◆ **Your goal**: The listing below is to be output in its exact form.

[start of Material to process]

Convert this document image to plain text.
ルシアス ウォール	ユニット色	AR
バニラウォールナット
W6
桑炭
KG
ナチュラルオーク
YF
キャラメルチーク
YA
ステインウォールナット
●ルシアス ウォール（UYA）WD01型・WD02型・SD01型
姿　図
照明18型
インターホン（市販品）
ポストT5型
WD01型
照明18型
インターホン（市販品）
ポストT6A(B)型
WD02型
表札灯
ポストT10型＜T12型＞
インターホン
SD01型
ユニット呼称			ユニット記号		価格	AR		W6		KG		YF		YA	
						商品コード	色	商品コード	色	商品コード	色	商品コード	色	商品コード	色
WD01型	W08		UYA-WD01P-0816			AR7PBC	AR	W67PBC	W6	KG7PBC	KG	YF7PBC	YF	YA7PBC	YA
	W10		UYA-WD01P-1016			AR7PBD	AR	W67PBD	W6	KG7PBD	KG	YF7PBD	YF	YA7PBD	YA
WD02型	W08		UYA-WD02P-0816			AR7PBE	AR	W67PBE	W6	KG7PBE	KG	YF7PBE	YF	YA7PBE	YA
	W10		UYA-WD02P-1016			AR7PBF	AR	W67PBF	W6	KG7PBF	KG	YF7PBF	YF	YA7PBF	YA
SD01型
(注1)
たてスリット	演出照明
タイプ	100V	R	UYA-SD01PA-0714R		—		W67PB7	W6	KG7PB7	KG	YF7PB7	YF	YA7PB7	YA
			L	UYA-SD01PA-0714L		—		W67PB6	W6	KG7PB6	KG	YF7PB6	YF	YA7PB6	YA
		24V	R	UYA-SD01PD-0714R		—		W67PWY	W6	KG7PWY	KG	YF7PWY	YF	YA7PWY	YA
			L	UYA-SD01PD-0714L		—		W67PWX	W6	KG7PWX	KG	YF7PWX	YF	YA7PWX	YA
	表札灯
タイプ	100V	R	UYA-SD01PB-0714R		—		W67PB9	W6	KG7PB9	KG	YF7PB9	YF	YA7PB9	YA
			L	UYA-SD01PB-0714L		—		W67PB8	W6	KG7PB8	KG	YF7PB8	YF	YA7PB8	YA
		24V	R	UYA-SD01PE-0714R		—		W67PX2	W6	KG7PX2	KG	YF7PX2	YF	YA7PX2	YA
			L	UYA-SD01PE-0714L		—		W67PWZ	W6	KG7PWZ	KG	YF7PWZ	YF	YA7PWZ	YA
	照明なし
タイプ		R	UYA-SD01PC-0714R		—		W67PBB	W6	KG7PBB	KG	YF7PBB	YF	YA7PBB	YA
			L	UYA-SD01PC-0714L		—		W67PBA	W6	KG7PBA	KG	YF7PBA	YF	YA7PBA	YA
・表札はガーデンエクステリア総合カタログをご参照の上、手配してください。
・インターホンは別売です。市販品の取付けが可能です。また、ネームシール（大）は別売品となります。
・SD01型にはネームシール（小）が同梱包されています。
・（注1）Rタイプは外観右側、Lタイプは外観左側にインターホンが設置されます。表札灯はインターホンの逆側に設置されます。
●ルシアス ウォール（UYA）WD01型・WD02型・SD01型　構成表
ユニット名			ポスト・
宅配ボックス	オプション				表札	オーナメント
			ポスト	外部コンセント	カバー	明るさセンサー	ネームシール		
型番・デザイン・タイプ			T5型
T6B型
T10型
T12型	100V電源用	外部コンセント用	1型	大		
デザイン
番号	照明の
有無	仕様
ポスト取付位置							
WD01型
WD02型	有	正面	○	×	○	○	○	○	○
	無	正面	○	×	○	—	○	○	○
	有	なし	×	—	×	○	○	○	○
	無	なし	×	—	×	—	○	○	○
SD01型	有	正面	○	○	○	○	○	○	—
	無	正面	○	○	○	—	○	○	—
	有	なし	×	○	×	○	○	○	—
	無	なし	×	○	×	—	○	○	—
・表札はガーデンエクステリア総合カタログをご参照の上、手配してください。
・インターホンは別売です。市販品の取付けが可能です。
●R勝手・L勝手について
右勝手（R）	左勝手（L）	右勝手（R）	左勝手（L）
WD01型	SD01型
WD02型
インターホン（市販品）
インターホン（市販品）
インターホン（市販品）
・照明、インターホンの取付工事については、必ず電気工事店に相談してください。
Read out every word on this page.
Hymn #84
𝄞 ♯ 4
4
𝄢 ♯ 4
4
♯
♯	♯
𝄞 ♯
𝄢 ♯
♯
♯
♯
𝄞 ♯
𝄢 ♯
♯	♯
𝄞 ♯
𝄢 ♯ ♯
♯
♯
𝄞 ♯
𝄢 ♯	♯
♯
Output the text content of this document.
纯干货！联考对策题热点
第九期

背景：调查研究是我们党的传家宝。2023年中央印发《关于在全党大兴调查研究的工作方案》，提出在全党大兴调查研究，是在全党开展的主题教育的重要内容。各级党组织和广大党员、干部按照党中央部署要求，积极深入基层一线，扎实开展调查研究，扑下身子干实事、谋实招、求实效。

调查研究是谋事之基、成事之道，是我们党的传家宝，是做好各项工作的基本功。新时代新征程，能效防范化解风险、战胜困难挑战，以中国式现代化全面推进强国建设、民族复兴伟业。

[end of Material to process]

◆ **Exercise solution**:
Convert this document image to plain text.
ルシアス ウォール	ユニット色	AR
バニラウォールナット
W6
桑炭
KG
ナチュラルオーク
YF
キャラメルチーク
YA
ステインウォールナット
●ルシアス ウォール（UYA）WD01型・WD02型・SD01型
姿　図
照明18型
インターホン（市販品）
ポストT5型
WD01型
照明18型
インターホン（市販品）
ポストT6A(B)型
WD02型
表札灯
ポストT10型＜T12型＞
インターホン
SD01型
ユニット呼称			ユニット記号		価格	AR		W6		KG		YF		YA	
						商品コード	色	商品コード	色	商品コード	色	商品コード	色	商品コード	色
WD01型	W08		UYA-WD01P-0816			AR7PBC	AR	W67PBC	W6	KG7PBC	KG	YF7PBC	YF	YA7PBC	YA
	W10		UYA-WD01P-1016			AR7PBD	AR	W67PBD	W6	KG7PBD	KG	YF7PBD	YF	YA7PBD	YA
WD02型	W08		UYA-WD02P-0816			AR7PBE	AR	W67PBE	W6	KG7PBE	KG	YF7PBE	YF	YA7PBE	YA
	W10		UYA-WD02P-1016			AR7PBF	AR	W67PBF	W6	KG7PBF	KG	YF7PBF	YF	YA7PBF	YA
SD01型
(注1)
たてスリット	演出照明
タイプ	100V	R	UYA-SD01PA-0714R		—		W67PB7	W6	KG7PB7	KG	YF7PB7	YF	YA7PB7	YA
			L	UYA-SD01PA-0714L		—		W67PB6	W6	KG7PB6	KG	YF7PB6	YF	YA7PB6	YA
		24V	R	UYA-SD01PD-0714R		—		W67PWY	W6	KG7PWY	KG	YF7PWY	YF	YA7PWY	YA
			L	UYA-SD01PD-0714L		—		W67PWX	W6	KG7PWX	KG	YF7PWX	YF	YA7PWX	YA
	表札灯
タイプ	100V	R	UYA-SD01PB-0714R		—		W67PB9	W6	KG7PB9	KG	YF7PB9	YF	YA7PB9	YA
			L	UYA-SD01PB-0714L		—		W67PB8	W6	KG7PB8	KG	YF7PB8	YF	YA7PB8	YA
		24V	R	UYA-SD01PE-0714R		—		W67PX2	W6	KG7PX2	KG	YF7PX2	YF	YA7PX2	YA
			L	UYA-SD01PE-0714L		—		W67PWZ	W6	KG7PWZ	KG	YF7PWZ	YF	YA7PWZ	YA
	照明なし
タイプ		R	UYA-SD01PC-0714R		—		W67PBB	W6	KG7PBB	KG	YF7PBB	YF	YA7PBB	YA
			L	UYA-SD01PC-0714L		—		W67PBA	W6	KG7PBA	KG	YF7PBA	YF	YA7PBA	YA
・表札はガーデンエクステリア総合カタログをご参照の上、手配してください。
・インターホンは別売です。市販品の取付けが可能です。また、ネームシール（大）は別売品となります。
・SD01型にはネームシール（小）が同梱包されています。
・（注1）Rタイプは外観右側、Lタイプは外観左側にインターホンが設置されます。表札灯はインターホンの逆側に設置されます。
●ルシアス ウォール（UYA）WD01型・WD02型・SD01型　構成表
ユニット名			ポスト・
宅配ボックス	オプション				表札	オーナメント
			ポスト	外部コンセント	カバー	明るさセンサー	ネームシール		
型番・デザイン・タイプ			T5型
T6B型
T10型
T12型	100V電源用	外部コンセント用	1型	大		
デザイン
番号	照明の
有無	仕様
ポスト取付位置							
WD01型
WD02型	有	正面	○	×	○	○	○	○	○
	無	正面	○	×	○	—	○	○	○
	有	なし	×	—	×	○	○	○	○
	無	なし	×	—	×	—	○	○	○
SD01型	有	正面	○	○	○	○	○	○	—
	無	正面	○	○	○	—	○	○	—
	有	なし	×	○	×	○	○	○	—
	無	なし	×	○	×	—	○	○	—
・表札はガーデンエクステリア総合カタログをご参照の上、手配してください。
・インターホンは別売です。市販品の取付けが可能です。
●R勝手・L勝手について
右勝手（R）	左勝手（L）	右勝手（R）	左勝手（L）
WD01型	SD01型
WD02型
インターホン（市販品）
インターホン（市販品）
インターホン（市販品）
・照明、インターホンの取付工事については、必ず電気工事店に相談してください。
Read out every word on this page.
Hymn #84
𝄞 ♯ 4
4
𝄢 ♯ 4
4
♯
♯	♯
𝄞 ♯
𝄢 ♯
♯
♯
♯
𝄞 ♯
𝄢 ♯
♯	♯
𝄞 ♯
𝄢 ♯ ♯
♯
♯
𝄞 ♯
𝄢 ♯	♯
♯
Output the text content of this document.
纯干货！联考对策题热点
第九期

背景：调查研究是我们党的传家宝。2023年中央印发《关于在全党大兴调查研究的工作方案》，提出在全党大兴调查研究，是在全党开展的主题教育的重要内容。各级党组织和广大党员、干部按照党中央部署要求，积极深入基层一线，扎实开展调查研究，扑下身子干实事、谋实招、求实效。

调查研究是谋事之基、成事之道，是我们党的传家宝，是做好各项工作的基本功。新时代新征程，能效防范化解风险、战胜困难挑战，以中国式现代化全面推进强国建设、民族复兴伟业。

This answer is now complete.